→ **What is being asked**:
Return every line below as is, leaving out the pictures.

[Stored dataset items]
▼

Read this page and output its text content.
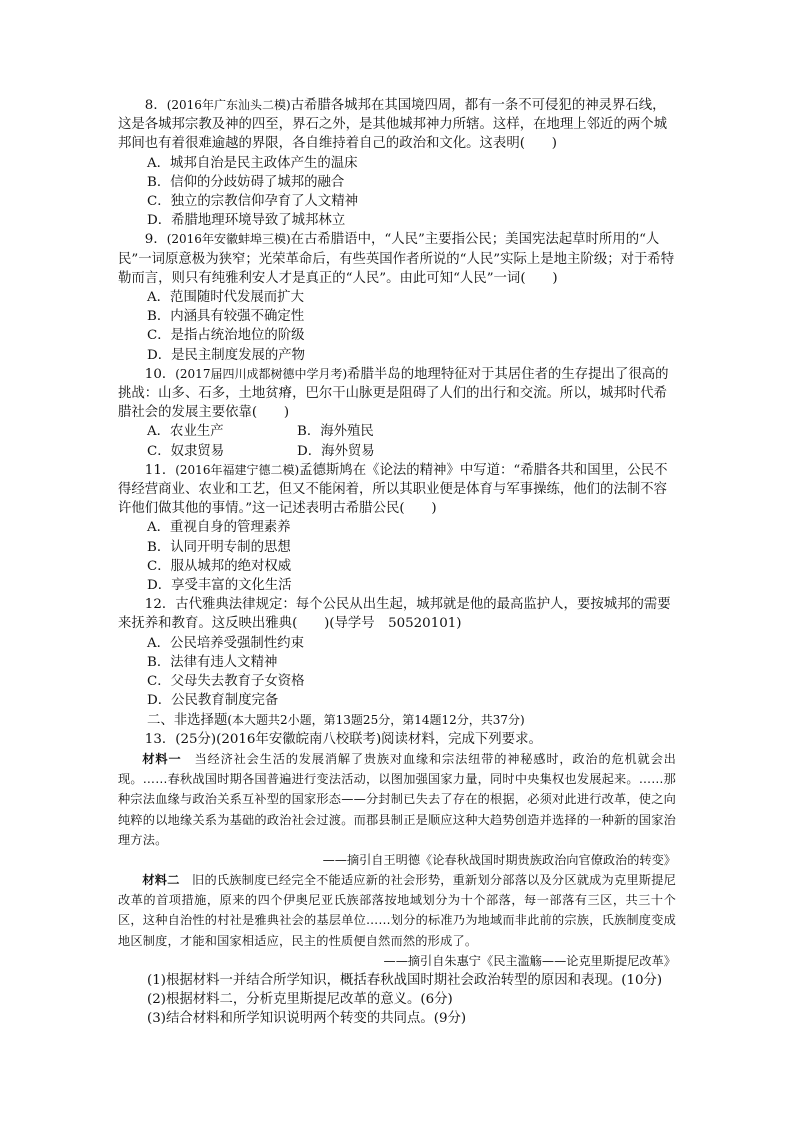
8．(2016年广东汕头二模)古希腊各城邦在其国境四周，都有一条不可侵犯的神灵界石线，这是各城邦宗教及神的四至，界石之外，是其他城邦神力所辖。这样，在地理上邻近的两个城邦间也有着很难逾越的界限，各自维持着自己的政治和文化。这表明(　　)

A．城邦自治是民主政体产生的温床

B．信仰的分歧妨碍了城邦的融合

C．独立的宗教信仰孕育了人文精神

D．希腊地理环境导致了城邦林立

9．(2016年安徽蚌埠三模)在古希腊语中，“人民”主要指公民；美国宪法起草时所用的“人民”一词原意极为狭窄；光荣革命后，有些英国作者所说的“人民”实际上是地主阶级；对于希特勒而言，则只有纯雅利安人才是真正的“人民”。由此可知“人民”一词(　　)

A．范围随时代发展而扩大

B．内涵具有较强不确定性

C．是指占统治地位的阶级

D．是民主制度发展的产物

10．(2017届四川成都树德中学月考)希腊半岛的地理特征对于其居住者的生存提出了很高的挑战：山多、石多，土地贫瘠，巴尔干山脉更是阻碍了人们的出行和交流。所以，城邦时代希腊社会的发展主要依靠(　　)

A．农业生产	B．海外殖民
C．奴隶贸易	D．海外贸易

11．(2016年福建宁德二模)孟德斯鸠在《论法的精神》中写道：“希腊各共和国里，公民不得经营商业、农业和工艺，但又不能闲着，所以其职业便是体育与军事操练，他们的法制不容许他们做其他的事情。”这一记述表明古希腊公民(　　)

A．重视自身的管理素养

B．认同开明专制的思想

C．服从城邦的绝对权威

D．享受丰富的文化生活

12．古代雅典法律规定：每个公民从出生起，城邦就是他的最高监护人，要按城邦的需要来抚养和教育。这反映出雅典(　　)(导学号　50520101)

A．公民培养受强制性约束

B．法律有违人文精神

C．父母失去教育子女资格

D．公民教育制度完备

二、非选择题(本大题共2小题，第13题25分，第14题12分，共37分)

13．(25分)(2016年安徽皖南八校联考)阅读材料，完成下列要求。

材料一　当经济社会生活的发展消解了贵族对血缘和宗法纽带的神秘感时，政治的危机就会出现。……春秋战国时期各国普遍进行变法活动，以图加强国家力量，同时中央集权也发展起来。……那种宗法血缘与政治关系互补型的国家形态——分封制已失去了存在的根据，必须对此进行改革，使之向纯粹的以地缘关系为基础的政治社会过渡。而郡县制正是顺应这种大趋势创造并选择的一种新的国家治理方法。

——摘引自王明德《论春秋战国时期贵族政治向官僚政治的转变》

材料二　旧的氏族制度已经完全不能适应新的社会形势，重新划分部落以及分区就成为克里斯提尼改革的首项措施，原来的四个伊奥尼亚氏族部落按地域划分为十个部落，每一部落有三区，共三十个区，这种自治性的村社是雅典社会的基层单位……划分的标准乃为地域而非此前的宗族，氏族制度变成地区制度，才能和国家相适应，民主的性质便自然而然的形成了。

——摘引自朱惠宁《民主滥觞——论克里斯提尼改革》

(1)根据材料一并结合所学知识，概括春秋战国时期社会政治转型的原因和表现。(10分)

(2)根据材料二，分析克里斯提尼改革的意义。(6分)

(3)结合材料和所学知识说明两个转变的共同点。(9分)
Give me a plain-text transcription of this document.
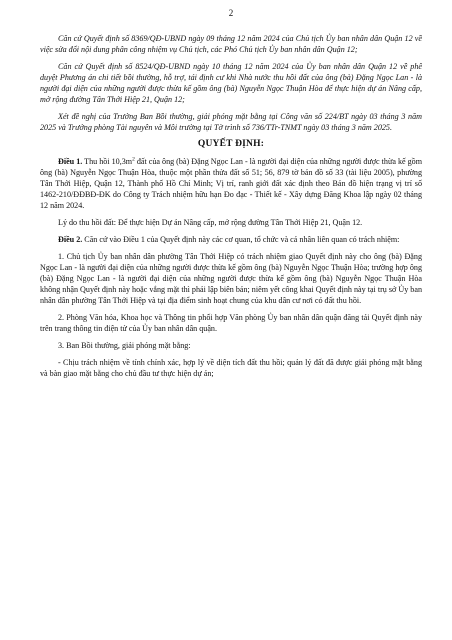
2

Căn cứ Quyết định số 8369/QĐ-UBND ngày 09 tháng 12 năm 2024 của Chủ tịch Ủy ban nhân dân Quận 12 về việc sửa đổi nội dung phân công nhiệm vụ Chủ tịch, các Phó Chủ tịch Ủy ban nhân dân Quận 12;

Căn cứ Quyết định số 8524/QĐ-UBND ngày 10 tháng 12 năm 2024 của Ủy ban nhân dân Quận 12 về phê duyệt Phương án chi tiết bồi thường, hỗ trợ, tái định cư khi Nhà nước thu hồi đất của ông (bà) Đặng Ngọc Lan - là người đại diện của những người được thừa kế gồm ông (bà) Nguyễn Ngọc Thuận Hòa để thực hiện dự án Nâng cấp, mở rộng đường Tân Thới Hiệp 21, Quận 12;

Xét đề nghị của Trưởng Ban Bồi thường, giải phóng mặt bằng tại Công văn số 224/BT ngày 03 tháng 3 năm 2025 và Trưởng phòng Tài nguyên và Môi trường tại Tờ trình số 736/TTr-TNMT ngày 03 tháng 3 năm 2025.

QUYẾT ĐỊNH:

Điều 1. Thu hồi $10,3m^2$ đất của ông (bà) Đặng Ngọc Lan - là người đại diện của những người được thừa kế gồm ông (bà) Nguyễn Ngọc Thuận Hòa, thuộc một phần thửa đất số 51; 56, 879 tờ bản đồ số 33 (tài liệu 2005), phường Tân Thới Hiệp, Quận 12, Thành phố Hồ Chí Minh; Vị trí, ranh giới đất xác định theo Bản đồ hiện trạng vị trí số 1462-210/ĐĐBĐ-ĐK do Công ty Trách nhiệm hữu hạn Đo đạc - Thiết kế - Xây dựng Đăng Khoa lập ngày 02 tháng 12 năm 2024.

Lý do thu hồi đất: Để thực hiện Dự án Nâng cấp, mở rộng đường Tân Thới Hiệp 21, Quận 12.

Điều 2. Căn cứ vào Điều 1 của Quyết định này các cơ quan, tổ chức và cá nhân liên quan có trách nhiệm:

1. Chủ tịch Ủy ban nhân dân phường Tân Thới Hiệp có trách nhiệm giao Quyết định này cho ông (bà) Đặng Ngọc Lan - là người đại diện của những người được thừa kế gồm ông (bà) Nguyễn Ngọc Thuận Hòa; trường hợp ông (bà) Đặng Ngọc Lan - là người đại diện của những người được thừa kế gồm ông (bà) Nguyễn Ngọc Thuận Hòa không nhận Quyết định này hoặc vắng mặt thì phải lập biên bản; niêm yết công khai Quyết định này tại trụ sở Ủy ban nhân dân phường Tân Thới Hiệp và tại địa điểm sinh hoạt chung của khu dân cư nơi có đất thu hồi.

2. Phòng Văn hóa, Khoa học và Thông tin phối hợp Văn phòng Ủy ban nhân dân quận đăng tải Quyết định này trên trang thông tin điện tử của Ủy ban nhân dân quận.

3. Ban Bồi thường, giải phóng mặt bằng:

- Chịu trách nhiệm về tính chính xác, hợp lý về diện tích đất thu hồi; quản lý đất đã được giải phóng mặt bằng và bàn giao mặt bằng cho chủ đầu tư thực hiện dự án;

▲

→ **Answer to the exercise**:
Read this page and output its text content.
8．(2016年广东汕头二模)古希腊各城邦在其国境四周，都有一条不可侵犯的神灵界石线，这是各城邦宗教及神的四至，界石之外，是其他城邦神力所辖。这样，在地理上邻近的两个城邦间也有着很难逾越的界限，各自维持着自己的政治和文化。这表明(　　)

A．城邦自治是民主政体产生的温床

B．信仰的分歧妨碍了城邦的融合

C．独立的宗教信仰孕育了人文精神

D．希腊地理环境导致了城邦林立

9．(2016年安徽蚌埠三模)在古希腊语中，“人民”主要指公民；美国宪法起草时所用的“人民”一词原意极为狭窄；光荣革命后，有些英国作者所说的“人民”实际上是地主阶级；对于希特勒而言，则只有纯雅利安人才是真正的“人民”。由此可知“人民”一词(　　)

A．范围随时代发展而扩大

B．内涵具有较强不确定性

C．是指占统治地位的阶级

D．是民主制度发展的产物

10．(2017届四川成都树德中学月考)希腊半岛的地理特征对于其居住者的生存提出了很高的挑战：山多、石多，土地贫瘠，巴尔干山脉更是阻碍了人们的出行和交流。所以，城邦时代希腊社会的发展主要依靠(　　)

A．农业生产	B．海外殖民
C．奴隶贸易	D．海外贸易

11．(2016年福建宁德二模)孟德斯鸠在《论法的精神》中写道：“希腊各共和国里，公民不得经营商业、农业和工艺，但又不能闲着，所以其职业便是体育与军事操练，他们的法制不容许他们做其他的事情。”这一记述表明古希腊公民(　　)

A．重视自身的管理素养

B．认同开明专制的思想

C．服从城邦的绝对权威

D．享受丰富的文化生活

12．古代雅典法律规定：每个公民从出生起，城邦就是他的最高监护人，要按城邦的需要来抚养和教育。这反映出雅典(　　)(导学号　50520101)

A．公民培养受强制性约束

B．法律有违人文精神

C．父母失去教育子女资格

D．公民教育制度完备

二、非选择题(本大题共2小题，第13题25分，第14题12分，共37分)

13．(25分)(2016年安徽皖南八校联考)阅读材料，完成下列要求。

材料一　当经济社会生活的发展消解了贵族对血缘和宗法纽带的神秘感时，政治的危机就会出现。……春秋战国时期各国普遍进行变法活动，以图加强国家力量，同时中央集权也发展起来。……那种宗法血缘与政治关系互补型的国家形态——分封制已失去了存在的根据，必须对此进行改革，使之向纯粹的以地缘关系为基础的政治社会过渡。而郡县制正是顺应这种大趋势创造并选择的一种新的国家治理方法。

——摘引自王明德《论春秋战国时期贵族政治向官僚政治的转变》

材料二　旧的氏族制度已经完全不能适应新的社会形势，重新划分部落以及分区就成为克里斯提尼改革的首项措施，原来的四个伊奥尼亚氏族部落按地域划分为十个部落，每一部落有三区，共三十个区，这种自治性的村社是雅典社会的基层单位……划分的标准乃为地域而非此前的宗族，氏族制度变成地区制度，才能和国家相适应，民主的性质便自然而然的形成了。

——摘引自朱惠宁《民主滥觞——论克里斯提尼改革》

(1)根据材料一并结合所学知识，概括春秋战国时期社会政治转型的原因和表现。(10分)

(2)根据材料二，分析克里斯提尼改革的意义。(6分)

(3)结合材料和所学知识说明两个转变的共同点。(9分)
Give me a plain-text transcription of this document.
2

Căn cứ Quyết định số 8369/QĐ-UBND ngày 09 tháng 12 năm 2024 của Chủ tịch Ủy ban nhân dân Quận 12 về việc sửa đổi nội dung phân công nhiệm vụ Chủ tịch, các Phó Chủ tịch Ủy ban nhân dân Quận 12;

Căn cứ Quyết định số 8524/QĐ-UBND ngày 10 tháng 12 năm 2024 của Ủy ban nhân dân Quận 12 về phê duyệt Phương án chi tiết bồi thường, hỗ trợ, tái định cư khi Nhà nước thu hồi đất của ông (bà) Đặng Ngọc Lan - là người đại diện của những người được thừa kế gồm ông (bà) Nguyễn Ngọc Thuận Hòa để thực hiện dự án Nâng cấp, mở rộng đường Tân Thới Hiệp 21, Quận 12;

Xét đề nghị của Trưởng Ban Bồi thường, giải phóng mặt bằng tại Công văn số 224/BT ngày 03 tháng 3 năm 2025 và Trưởng phòng Tài nguyên và Môi trường tại Tờ trình số 736/TTr-TNMT ngày 03 tháng 3 năm 2025.

QUYẾT ĐỊNH:

Điều 1. Thu hồi $10,3m^2$ đất của ông (bà) Đặng Ngọc Lan - là người đại diện của những người được thừa kế gồm ông (bà) Nguyễn Ngọc Thuận Hòa, thuộc một phần thửa đất số 51; 56, 879 tờ bản đồ số 33 (tài liệu 2005), phường Tân Thới Hiệp, Quận 12, Thành phố Hồ Chí Minh; Vị trí, ranh giới đất xác định theo Bản đồ hiện trạng vị trí số 1462-210/ĐĐBĐ-ĐK do Công ty Trách nhiệm hữu hạn Đo đạc - Thiết kế - Xây dựng Đăng Khoa lập ngày 02 tháng 12 năm 2024.

Lý do thu hồi đất: Để thực hiện Dự án Nâng cấp, mở rộng đường Tân Thới Hiệp 21, Quận 12.

Điều 2. Căn cứ vào Điều 1 của Quyết định này các cơ quan, tổ chức và cá nhân liên quan có trách nhiệm:

1. Chủ tịch Ủy ban nhân dân phường Tân Thới Hiệp có trách nhiệm giao Quyết định này cho ông (bà) Đặng Ngọc Lan - là người đại diện của những người được thừa kế gồm ông (bà) Nguyễn Ngọc Thuận Hòa; trường hợp ông (bà) Đặng Ngọc Lan - là người đại diện của những người được thừa kế gồm ông (bà) Nguyễn Ngọc Thuận Hòa không nhận Quyết định này hoặc vắng mặt thì phải lập biên bản; niêm yết công khai Quyết định này tại trụ sở Ủy ban nhân dân phường Tân Thới Hiệp và tại địa điểm sinh hoạt chung của khu dân cư nơi có đất thu hồi.

2. Phòng Văn hóa, Khoa học và Thông tin phối hợp Văn phòng Ủy ban nhân dân quận đăng tải Quyết định này trên trang thông tin điện tử của Ủy ban nhân dân quận.

3. Ban Bồi thường, giải phóng mặt bằng:

- Chịu trách nhiệm về tính chính xác, hợp lý về diện tích đất thu hồi; quản lý đất đã được giải phóng mặt bằng và bàn giao mặt bằng cho chủ đầu tư thực hiện dự án;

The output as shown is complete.